(Stored data)
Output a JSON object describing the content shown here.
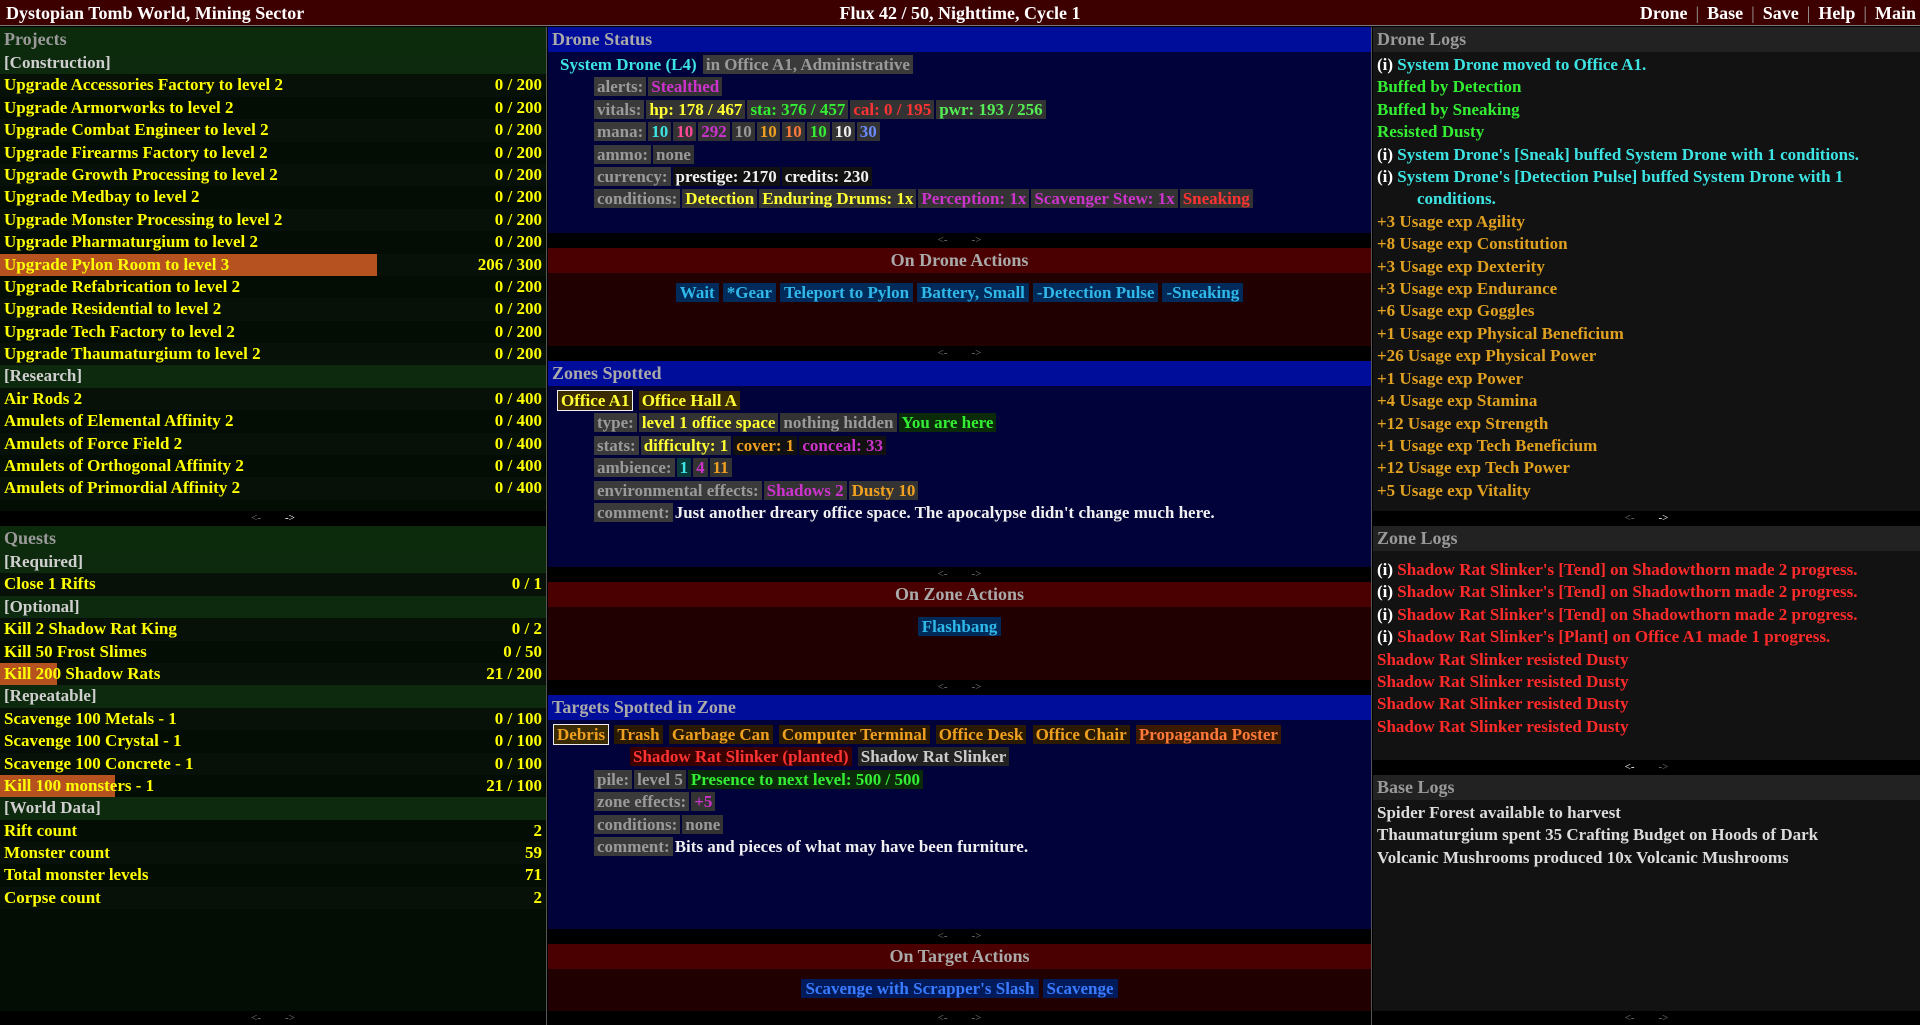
{
  "topbar": {
    "left": "Dystopian Tomb World, Mining Sector",
    "center": "Flux 42 / 50, Nighttime, Cycle 1",
    "menu": [
      "Drone",
      "Base",
      "Save",
      "Help",
      "Main"
    ]
  },
  "pager": {
    "prev": "<-",
    "next": "->"
  },
  "projects": {
    "title": "Projects",
    "rows": [
      {
        "label": "[Construction]",
        "cat": true
      },
      {
        "label": "Upgrade Accessories Factory to level 2",
        "value": "0 / 200"
      },
      {
        "label": "Upgrade Armorworks to level 2",
        "value": "0 / 200"
      },
      {
        "label": "Upgrade Combat Engineer to level 2",
        "value": "0 / 200"
      },
      {
        "label": "Upgrade Firearms Factory to level 2",
        "value": "0 / 200"
      },
      {
        "label": "Upgrade Growth Processing to level 2",
        "value": "0 / 200"
      },
      {
        "label": "Upgrade Medbay to level 2",
        "value": "0 / 200"
      },
      {
        "label": "Upgrade Monster Processing to level 2",
        "value": "0 / 200"
      },
      {
        "label": "Upgrade Pharmaturgium to level 2",
        "value": "0 / 200"
      },
      {
        "label": "Upgrade Pylon Room to level 3",
        "value": "206 / 300",
        "progress": 0.69
      },
      {
        "label": "Upgrade Refabrication to level 2",
        "value": "0 / 200"
      },
      {
        "label": "Upgrade Residential to level 2",
        "value": "0 / 200"
      },
      {
        "label": "Upgrade Tech Factory to level 2",
        "value": "0 / 200"
      },
      {
        "label": "Upgrade Thaumaturgium to level 2",
        "value": "0 / 200"
      },
      {
        "label": "[Research]",
        "cat": true
      },
      {
        "label": "Air Rods 2",
        "value": "0 / 400"
      },
      {
        "label": "Amulets of Elemental Affinity 2",
        "value": "0 / 400"
      },
      {
        "label": "Amulets of Force Field 2",
        "value": "0 / 400"
      },
      {
        "label": "Amulets of Orthogonal Affinity 2",
        "value": "0 / 400"
      },
      {
        "label": "Amulets of Primordial Affinity 2",
        "value": "0 / 400"
      }
    ]
  },
  "quests": {
    "title": "Quests",
    "rows": [
      {
        "label": "[Required]",
        "cat": true
      },
      {
        "label": "Close 1 Rifts",
        "value": "0 / 1"
      },
      {
        "label": "[Optional]",
        "cat": true
      },
      {
        "label": "Kill 2 Shadow Rat King",
        "value": "0 / 2"
      },
      {
        "label": "Kill 50 Frost Slimes",
        "value": "0 / 50"
      },
      {
        "label": "Kill 200 Shadow Rats",
        "value": "21 / 200",
        "progress": 0.105
      },
      {
        "label": "[Repeatable]",
        "cat": true
      },
      {
        "label": "Scavenge 100 Metals - 1",
        "value": "0 / 100"
      },
      {
        "label": "Scavenge 100 Crystal - 1",
        "value": "0 / 100"
      },
      {
        "label": "Scavenge 100 Concrete - 1",
        "value": "0 / 100"
      },
      {
        "label": "Kill 100 monsters - 1",
        "value": "21 / 100",
        "progress": 0.21
      },
      {
        "label": "[World Data]",
        "cat": true
      },
      {
        "label": "Rift count",
        "value": "2"
      },
      {
        "label": "Monster count",
        "value": "59"
      },
      {
        "label": "Total monster levels",
        "value": "71"
      },
      {
        "label": "Corpse count",
        "value": "2"
      }
    ]
  },
  "drone": {
    "title": "Drone Status",
    "name": "System Drone (L4)",
    "location": "in Office A1, Administrative",
    "alerts_label": "alerts:",
    "alerts": "Stealthed",
    "vitals_label": "vitals:",
    "hp": "hp: 178 / 467",
    "sta": "sta: 376 / 457",
    "cal": "cal: 0 / 195",
    "pwr": "pwr: 193 / 256",
    "mana_label": "mana:",
    "mana": [
      "10",
      "10",
      "292",
      "10",
      "10",
      "10",
      "10",
      "10",
      "30"
    ],
    "ammo_label": "ammo:",
    "ammo": "none",
    "currency_label": "currency:",
    "prestige": "prestige: 2170",
    "credits": "credits: 230",
    "conditions_label": "conditions:",
    "conditions": [
      "Detection",
      "Enduring Drums: 1x",
      "Perception: 1x",
      "Scavenger Stew: 1x",
      "Sneaking"
    ]
  },
  "drone_actions": {
    "title": "On Drone Actions",
    "items": [
      "Wait",
      "*Gear",
      "Teleport to Pylon",
      "Battery, Small",
      "-Detection Pulse",
      "-Sneaking"
    ]
  },
  "zones": {
    "title": "Zones Spotted",
    "tabs": [
      "Office A1",
      "Office Hall A"
    ],
    "type_label": "type:",
    "type": [
      "level 1 office space",
      "nothing hidden",
      "You are here"
    ],
    "stats_label": "stats:",
    "difficulty": "difficulty: 1",
    "cover": "cover: 1",
    "conceal": "conceal: 33",
    "ambience_label": "ambience:",
    "ambience": [
      "1",
      "4",
      "11"
    ],
    "env_label": "environmental effects:",
    "env": [
      "Shadows 2",
      "Dusty 10"
    ],
    "comment_label": "comment:",
    "comment": "Just another dreary office space. The apocalypse didn't change much here."
  },
  "zone_actions": {
    "title": "On Zone Actions",
    "items": [
      "Flashbang"
    ]
  },
  "targets": {
    "title": "Targets Spotted in Zone",
    "items": [
      "Debris",
      "Trash",
      "Garbage Can",
      "Computer Terminal",
      "Office Desk",
      "Office Chair",
      "Propaganda Poster"
    ],
    "items2": [
      "Shadow Rat Slinker (planted)",
      "Shadow Rat Slinker"
    ],
    "pile_label": "pile:",
    "pile_level": "level 5",
    "pile_presence": "Presence to next level: 500 / 500",
    "zone_effects_label": "zone effects:",
    "zone_effects": "+5",
    "conditions_label": "conditions:",
    "conditions": "none",
    "comment_label": "comment:",
    "comment": "Bits and pieces of what may have been furniture."
  },
  "target_actions": {
    "title": "On Target Actions",
    "items": [
      "Scavenge with Scrapper's Slash",
      "Scavenge"
    ]
  },
  "drone_logs": {
    "title": "Drone Logs",
    "lines": [
      {
        "i": true,
        "text": "System Drone moved to Office A1.",
        "color": "#3de4e4"
      },
      {
        "text": "Buffed by Detection",
        "color": "#33ee33"
      },
      {
        "text": "Buffed by Sneaking",
        "color": "#33ee33"
      },
      {
        "text": "Resisted Dusty",
        "color": "#33ee33"
      },
      {
        "i": true,
        "text": "System Drone's [Sneak] buffed System Drone with 1 conditions.",
        "color": "#3de4e4"
      },
      {
        "i": true,
        "text": "System Drone's [Detection Pulse] buffed System Drone with 1",
        "cont": "conditions.",
        "color": "#3de4e4"
      },
      {
        "text": "+3 Usage exp Agility",
        "color": "#e0a020"
      },
      {
        "text": "+8 Usage exp Constitution",
        "color": "#e0a020"
      },
      {
        "text": "+3 Usage exp Dexterity",
        "color": "#e0a020"
      },
      {
        "text": "+3 Usage exp Endurance",
        "color": "#e0a020"
      },
      {
        "text": "+6 Usage exp Goggles",
        "color": "#e0a020"
      },
      {
        "text": "+1 Usage exp Physical Beneficium",
        "color": "#e0a020"
      },
      {
        "text": "+26 Usage exp Physical Power",
        "color": "#e0a020"
      },
      {
        "text": "+1 Usage exp Power",
        "color": "#e0a020"
      },
      {
        "text": "+4 Usage exp Stamina",
        "color": "#e0a020"
      },
      {
        "text": "+12 Usage exp Strength",
        "color": "#e0a020"
      },
      {
        "text": "+1 Usage exp Tech Beneficium",
        "color": "#e0a020"
      },
      {
        "text": "+12 Usage exp Tech Power",
        "color": "#e0a020"
      },
      {
        "text": "+5 Usage exp Vitality",
        "color": "#e0a020"
      }
    ]
  },
  "zone_logs": {
    "title": "Zone Logs",
    "lines": [
      {
        "i": true,
        "text": "Shadow Rat Slinker's [Tend] on Shadowthorn made 2 progress."
      },
      {
        "i": true,
        "text": "Shadow Rat Slinker's [Tend] on Shadowthorn made 2 progress."
      },
      {
        "i": true,
        "text": "Shadow Rat Slinker's [Tend] on Shadowthorn made 2 progress."
      },
      {
        "i": true,
        "text": "Shadow Rat Slinker's [Plant] on Office A1 made 1 progress."
      },
      {
        "text": "Shadow Rat Slinker resisted Dusty"
      },
      {
        "text": "Shadow Rat Slinker resisted Dusty"
      },
      {
        "text": "Shadow Rat Slinker resisted Dusty"
      },
      {
        "text": "Shadow Rat Slinker resisted Dusty"
      }
    ]
  },
  "base_logs": {
    "title": "Base Logs",
    "lines": [
      "Spider Forest available to harvest",
      "Thaumaturgium spent 35 Crafting Budget on Hoods of Dark",
      "Volcanic Mushrooms produced 10x Volcanic Mushrooms"
    ]
  }
}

- **Problem**:
Say how many lines in this material hold "System", and say nothing else.

- **Completed task**:
4